Dataset content
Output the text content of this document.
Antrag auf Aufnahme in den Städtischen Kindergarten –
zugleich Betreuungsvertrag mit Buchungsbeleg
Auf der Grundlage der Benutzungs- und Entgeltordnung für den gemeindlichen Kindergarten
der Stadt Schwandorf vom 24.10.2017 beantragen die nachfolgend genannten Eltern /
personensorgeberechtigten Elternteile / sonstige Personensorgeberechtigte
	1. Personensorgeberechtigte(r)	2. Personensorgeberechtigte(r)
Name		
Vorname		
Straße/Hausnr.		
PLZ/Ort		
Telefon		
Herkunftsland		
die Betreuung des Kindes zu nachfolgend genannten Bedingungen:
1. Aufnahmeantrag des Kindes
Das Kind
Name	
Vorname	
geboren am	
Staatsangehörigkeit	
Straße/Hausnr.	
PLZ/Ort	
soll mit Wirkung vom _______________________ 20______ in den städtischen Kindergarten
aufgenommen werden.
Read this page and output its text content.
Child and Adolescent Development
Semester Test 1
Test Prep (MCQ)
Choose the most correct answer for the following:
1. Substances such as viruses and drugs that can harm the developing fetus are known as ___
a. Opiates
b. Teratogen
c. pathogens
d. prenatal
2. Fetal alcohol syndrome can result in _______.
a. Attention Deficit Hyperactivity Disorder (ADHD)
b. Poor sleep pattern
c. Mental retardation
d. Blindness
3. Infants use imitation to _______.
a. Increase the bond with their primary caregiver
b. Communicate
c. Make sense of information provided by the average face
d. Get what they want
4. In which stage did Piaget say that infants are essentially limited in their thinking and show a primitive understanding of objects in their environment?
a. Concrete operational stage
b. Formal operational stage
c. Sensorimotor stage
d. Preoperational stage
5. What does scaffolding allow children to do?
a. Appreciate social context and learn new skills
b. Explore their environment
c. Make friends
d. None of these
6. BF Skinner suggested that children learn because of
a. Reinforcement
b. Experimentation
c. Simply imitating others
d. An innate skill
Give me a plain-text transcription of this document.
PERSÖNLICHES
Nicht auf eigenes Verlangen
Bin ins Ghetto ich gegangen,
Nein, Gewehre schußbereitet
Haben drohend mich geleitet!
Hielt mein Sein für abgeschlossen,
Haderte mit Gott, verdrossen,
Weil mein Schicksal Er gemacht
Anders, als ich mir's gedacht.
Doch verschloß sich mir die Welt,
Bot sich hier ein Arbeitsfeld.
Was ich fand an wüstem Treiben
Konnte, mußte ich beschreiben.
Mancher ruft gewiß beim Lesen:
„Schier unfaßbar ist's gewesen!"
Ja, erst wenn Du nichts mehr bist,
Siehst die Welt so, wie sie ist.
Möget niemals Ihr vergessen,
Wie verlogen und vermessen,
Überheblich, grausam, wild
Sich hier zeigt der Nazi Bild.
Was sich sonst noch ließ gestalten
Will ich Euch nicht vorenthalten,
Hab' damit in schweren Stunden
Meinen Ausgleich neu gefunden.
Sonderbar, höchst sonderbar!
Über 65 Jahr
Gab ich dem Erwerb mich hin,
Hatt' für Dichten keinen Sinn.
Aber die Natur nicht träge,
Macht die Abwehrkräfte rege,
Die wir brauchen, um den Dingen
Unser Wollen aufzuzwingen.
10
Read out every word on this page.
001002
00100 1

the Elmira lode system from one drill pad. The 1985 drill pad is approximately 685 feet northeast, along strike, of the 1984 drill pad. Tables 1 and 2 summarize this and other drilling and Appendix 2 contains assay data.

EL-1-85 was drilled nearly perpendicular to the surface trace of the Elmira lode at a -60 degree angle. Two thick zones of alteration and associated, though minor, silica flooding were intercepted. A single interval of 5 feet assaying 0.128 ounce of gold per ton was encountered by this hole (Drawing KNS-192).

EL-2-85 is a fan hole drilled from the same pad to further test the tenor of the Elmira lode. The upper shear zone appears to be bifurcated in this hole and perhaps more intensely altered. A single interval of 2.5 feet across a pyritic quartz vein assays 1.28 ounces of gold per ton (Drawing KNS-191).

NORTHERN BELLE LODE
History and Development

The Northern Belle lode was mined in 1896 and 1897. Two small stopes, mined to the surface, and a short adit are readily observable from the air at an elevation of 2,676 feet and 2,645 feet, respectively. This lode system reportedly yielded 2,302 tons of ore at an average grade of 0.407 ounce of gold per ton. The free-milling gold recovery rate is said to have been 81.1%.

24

Work task
A complete, exact repeat of the records is the required answer.

Answer to this problem
Output the text content of this document.
Antrag auf Aufnahme in den Städtischen Kindergarten –
zugleich Betreuungsvertrag mit Buchungsbeleg
Auf der Grundlage der Benutzungs- und Entgeltordnung für den gemeindlichen Kindergarten
der Stadt Schwandorf vom 24.10.2017 beantragen die nachfolgend genannten Eltern /
personensorgeberechtigten Elternteile / sonstige Personensorgeberechtigte
	1. Personensorgeberechtigte(r)	2. Personensorgeberechtigte(r)
Name		
Vorname		
Straße/Hausnr.		
PLZ/Ort		
Telefon		
Herkunftsland		
die Betreuung des Kindes zu nachfolgend genannten Bedingungen:
1. Aufnahmeantrag des Kindes
Das Kind
Name	
Vorname	
geboren am	
Staatsangehörigkeit	
Straße/Hausnr.	
PLZ/Ort	
soll mit Wirkung vom _______________________ 20______ in den städtischen Kindergarten
aufgenommen werden.
Read this page and output its text content.
Child and Adolescent Development
Semester Test 1
Test Prep (MCQ)
Choose the most correct answer for the following:
1. Substances such as viruses and drugs that can harm the developing fetus are known as ___
a. Opiates
b. Teratogen
c. pathogens
d. prenatal
2. Fetal alcohol syndrome can result in _______.
a. Attention Deficit Hyperactivity Disorder (ADHD)
b. Poor sleep pattern
c. Mental retardation
d. Blindness
3. Infants use imitation to _______.
a. Increase the bond with their primary caregiver
b. Communicate
c. Make sense of information provided by the average face
d. Get what they want
4. In which stage did Piaget say that infants are essentially limited in their thinking and show a primitive understanding of objects in their environment?
a. Concrete operational stage
b. Formal operational stage
c. Sensorimotor stage
d. Preoperational stage
5. What does scaffolding allow children to do?
a. Appreciate social context and learn new skills
b. Explore their environment
c. Make friends
d. None of these
6. BF Skinner suggested that children learn because of
a. Reinforcement
b. Experimentation
c. Simply imitating others
d. An innate skill
Give me a plain-text transcription of this document.
PERSÖNLICHES
Nicht auf eigenes Verlangen
Bin ins Ghetto ich gegangen,
Nein, Gewehre schußbereitet
Haben drohend mich geleitet!
Hielt mein Sein für abgeschlossen,
Haderte mit Gott, verdrossen,
Weil mein Schicksal Er gemacht
Anders, als ich mir's gedacht.
Doch verschloß sich mir die Welt,
Bot sich hier ein Arbeitsfeld.
Was ich fand an wüstem Treiben
Konnte, mußte ich beschreiben.
Mancher ruft gewiß beim Lesen:
„Schier unfaßbar ist's gewesen!"
Ja, erst wenn Du nichts mehr bist,
Siehst die Welt so, wie sie ist.
Möget niemals Ihr vergessen,
Wie verlogen und vermessen,
Überheblich, grausam, wild
Sich hier zeigt der Nazi Bild.
Was sich sonst noch ließ gestalten
Will ich Euch nicht vorenthalten,
Hab' damit in schweren Stunden
Meinen Ausgleich neu gefunden.
Sonderbar, höchst sonderbar!
Über 65 Jahr
Gab ich dem Erwerb mich hin,
Hatt' für Dichten keinen Sinn.
Aber die Natur nicht träge,
Macht die Abwehrkräfte rege,
Die wir brauchen, um den Dingen
Unser Wollen aufzuzwingen.
10
Read out every word on this page.
001002
00100 1

the Elmira lode system from one drill pad. The 1985 drill pad is approximately 685 feet northeast, along strike, of the 1984 drill pad. Tables 1 and 2 summarize this and other drilling and Appendix 2 contains assay data.

EL-1-85 was drilled nearly perpendicular to the surface trace of the Elmira lode at a -60 degree angle. Two thick zones of alteration and associated, though minor, silica flooding were intercepted. A single interval of 5 feet assaying 0.128 ounce of gold per ton was encountered by this hole (Drawing KNS-192).

EL-2-85 is a fan hole drilled from the same pad to further test the tenor of the Elmira lode. The upper shear zone appears to be bifurcated in this hole and perhaps more intensely altered. A single interval of 2.5 feet across a pyritic quartz vein assays 1.28 ounces of gold per ton (Drawing KNS-191).

NORTHERN BELLE LODE
History and Development

The Northern Belle lode was mined in 1896 and 1897. Two small stopes, mined to the surface, and a short adit are readily observable from the air at an elevation of 2,676 feet and 2,645 feet, respectively. This lode system reportedly yielded 2,302 tons of ore at an average grade of 0.407 ounce of gold per ton. The free-milling gold recovery rate is said to have been 81.1%.

24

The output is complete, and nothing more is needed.